What is needed: Select, from the material below, each line with "JSON" in it.

Record set:
· · · ·

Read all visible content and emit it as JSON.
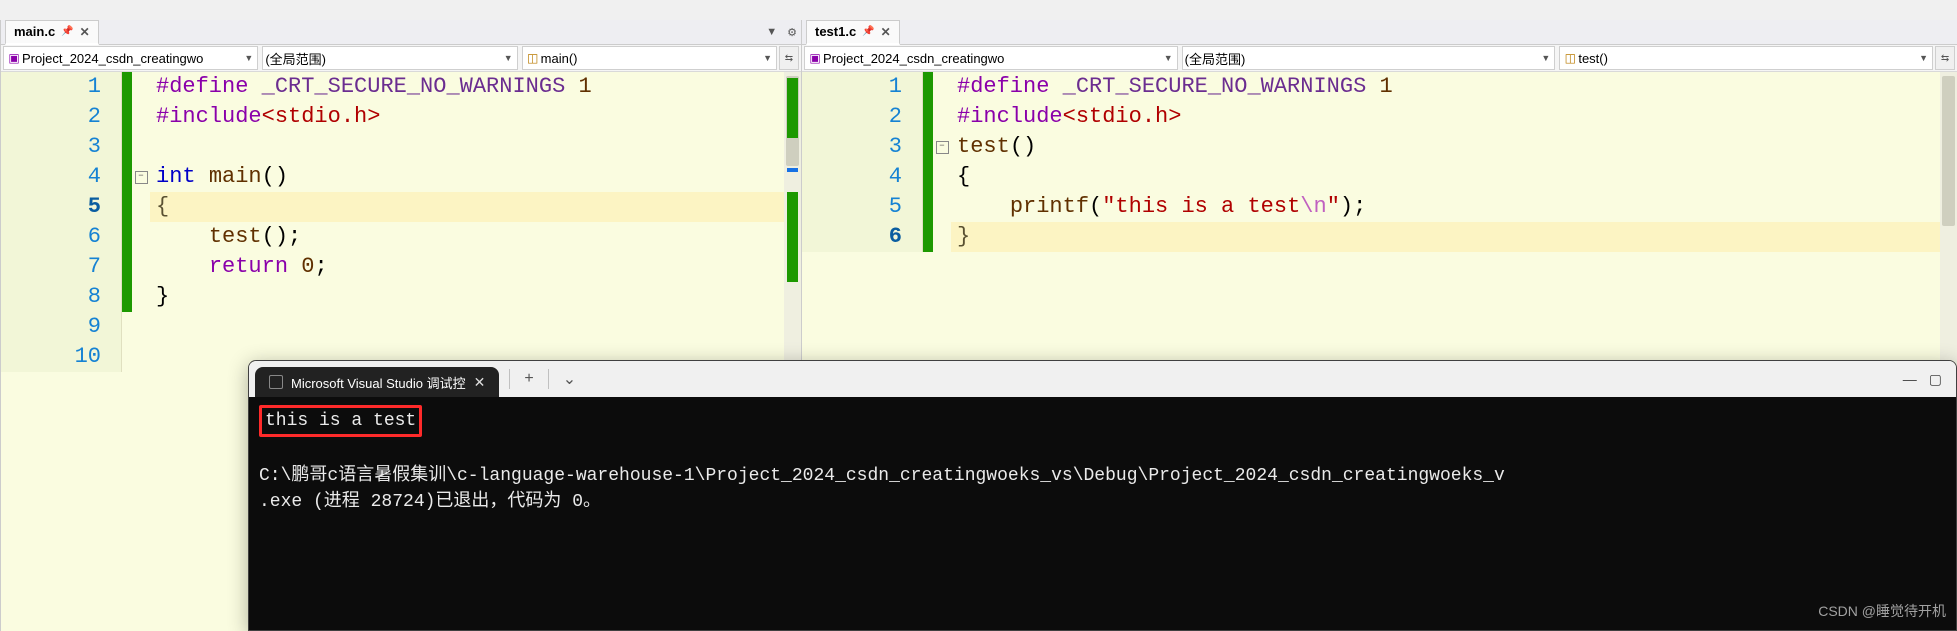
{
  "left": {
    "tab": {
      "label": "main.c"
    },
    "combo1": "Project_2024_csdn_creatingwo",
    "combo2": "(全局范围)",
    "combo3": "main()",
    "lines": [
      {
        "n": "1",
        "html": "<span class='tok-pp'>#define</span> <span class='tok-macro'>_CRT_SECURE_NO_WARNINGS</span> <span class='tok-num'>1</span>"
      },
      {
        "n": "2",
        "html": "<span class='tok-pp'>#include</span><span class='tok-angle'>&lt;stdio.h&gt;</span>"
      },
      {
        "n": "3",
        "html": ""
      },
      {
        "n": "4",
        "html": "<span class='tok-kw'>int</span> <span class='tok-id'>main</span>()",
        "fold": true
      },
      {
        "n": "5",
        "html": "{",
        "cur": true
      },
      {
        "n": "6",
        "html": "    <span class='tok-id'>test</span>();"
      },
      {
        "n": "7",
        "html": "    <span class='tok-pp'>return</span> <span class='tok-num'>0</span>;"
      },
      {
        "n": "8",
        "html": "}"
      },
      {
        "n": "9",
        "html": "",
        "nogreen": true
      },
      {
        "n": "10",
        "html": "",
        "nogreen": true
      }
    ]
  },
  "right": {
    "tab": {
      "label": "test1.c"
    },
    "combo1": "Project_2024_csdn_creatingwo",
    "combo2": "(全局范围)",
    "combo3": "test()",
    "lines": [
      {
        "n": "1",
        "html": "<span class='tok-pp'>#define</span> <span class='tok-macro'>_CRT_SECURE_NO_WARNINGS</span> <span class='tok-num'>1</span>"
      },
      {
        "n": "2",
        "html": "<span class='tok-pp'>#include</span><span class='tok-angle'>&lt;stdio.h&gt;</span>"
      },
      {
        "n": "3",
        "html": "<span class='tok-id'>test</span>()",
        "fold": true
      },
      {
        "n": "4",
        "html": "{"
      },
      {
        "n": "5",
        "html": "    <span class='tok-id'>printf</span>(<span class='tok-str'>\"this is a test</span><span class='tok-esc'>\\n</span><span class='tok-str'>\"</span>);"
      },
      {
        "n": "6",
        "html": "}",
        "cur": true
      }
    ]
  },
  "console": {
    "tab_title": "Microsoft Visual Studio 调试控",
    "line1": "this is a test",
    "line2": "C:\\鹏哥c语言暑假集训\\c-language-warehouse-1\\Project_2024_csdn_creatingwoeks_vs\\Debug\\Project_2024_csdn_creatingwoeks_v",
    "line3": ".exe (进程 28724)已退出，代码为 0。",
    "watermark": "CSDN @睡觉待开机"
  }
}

· · · ·

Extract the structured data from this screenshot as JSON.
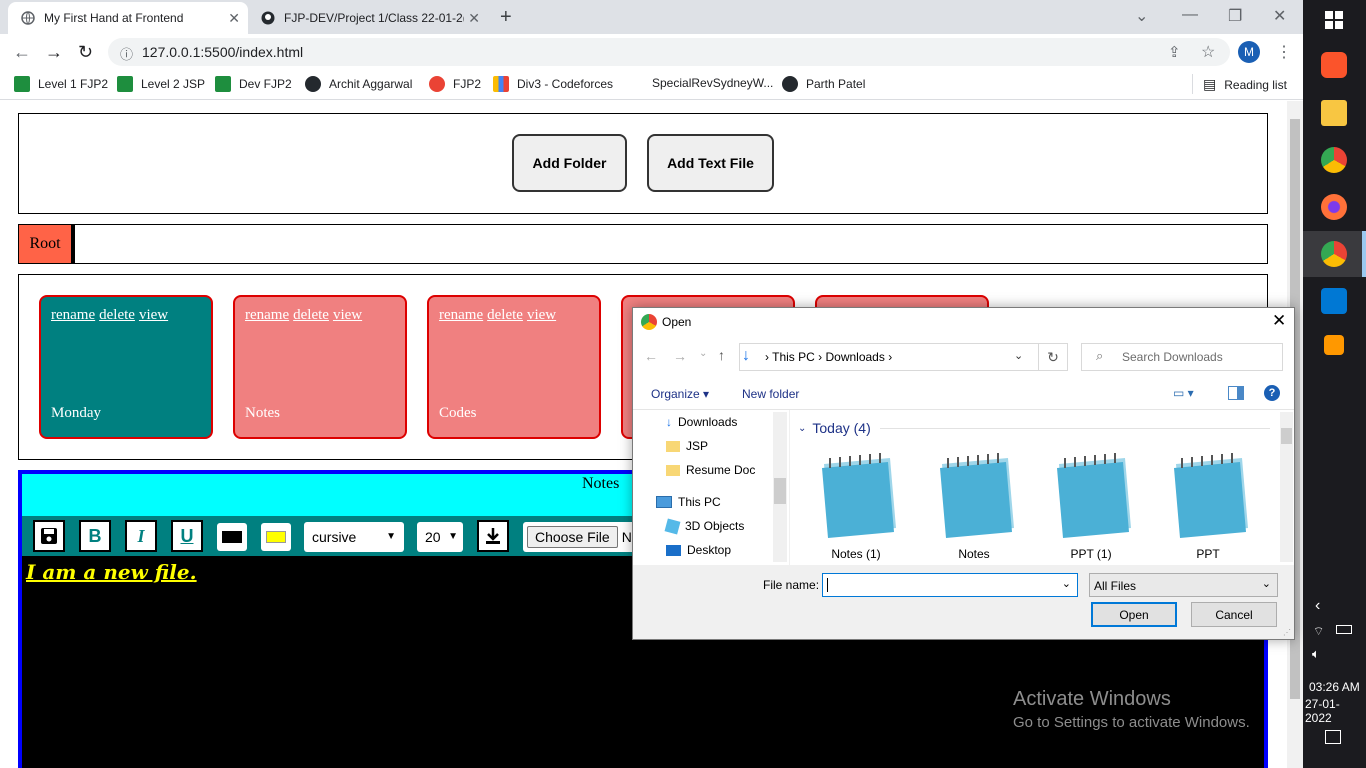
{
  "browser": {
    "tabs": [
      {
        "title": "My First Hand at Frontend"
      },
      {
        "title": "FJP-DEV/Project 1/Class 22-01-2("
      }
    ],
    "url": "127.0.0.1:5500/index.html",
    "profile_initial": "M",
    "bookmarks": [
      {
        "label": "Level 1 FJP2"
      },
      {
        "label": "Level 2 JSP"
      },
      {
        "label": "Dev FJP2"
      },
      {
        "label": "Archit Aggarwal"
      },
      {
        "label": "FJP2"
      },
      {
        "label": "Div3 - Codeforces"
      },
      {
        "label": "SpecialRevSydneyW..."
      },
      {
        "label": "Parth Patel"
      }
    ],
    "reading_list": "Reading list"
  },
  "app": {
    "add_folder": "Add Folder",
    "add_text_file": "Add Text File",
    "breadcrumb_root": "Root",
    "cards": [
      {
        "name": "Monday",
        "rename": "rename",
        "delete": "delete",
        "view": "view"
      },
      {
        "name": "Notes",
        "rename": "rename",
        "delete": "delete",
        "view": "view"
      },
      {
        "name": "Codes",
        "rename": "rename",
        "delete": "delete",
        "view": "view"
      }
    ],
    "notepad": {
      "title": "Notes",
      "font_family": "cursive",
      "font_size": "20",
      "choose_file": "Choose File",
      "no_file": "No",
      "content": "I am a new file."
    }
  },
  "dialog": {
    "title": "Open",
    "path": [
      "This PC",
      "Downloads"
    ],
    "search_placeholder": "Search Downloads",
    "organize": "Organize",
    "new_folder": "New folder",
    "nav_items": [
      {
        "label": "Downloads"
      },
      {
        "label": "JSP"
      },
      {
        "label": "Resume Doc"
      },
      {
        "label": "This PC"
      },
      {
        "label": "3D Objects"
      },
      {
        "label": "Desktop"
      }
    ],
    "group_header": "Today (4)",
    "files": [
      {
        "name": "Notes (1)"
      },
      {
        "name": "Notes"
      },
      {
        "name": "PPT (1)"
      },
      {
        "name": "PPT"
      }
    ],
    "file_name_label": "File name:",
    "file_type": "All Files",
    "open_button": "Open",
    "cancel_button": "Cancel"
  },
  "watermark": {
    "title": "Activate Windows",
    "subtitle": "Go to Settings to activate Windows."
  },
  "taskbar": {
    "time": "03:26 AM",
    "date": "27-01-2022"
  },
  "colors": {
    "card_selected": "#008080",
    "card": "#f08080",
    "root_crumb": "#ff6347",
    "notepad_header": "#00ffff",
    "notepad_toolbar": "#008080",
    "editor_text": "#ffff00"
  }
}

· · · ·

Response:
Read all visible content and emit it as JSON.
Extract the structured data from this screenshot as JSON.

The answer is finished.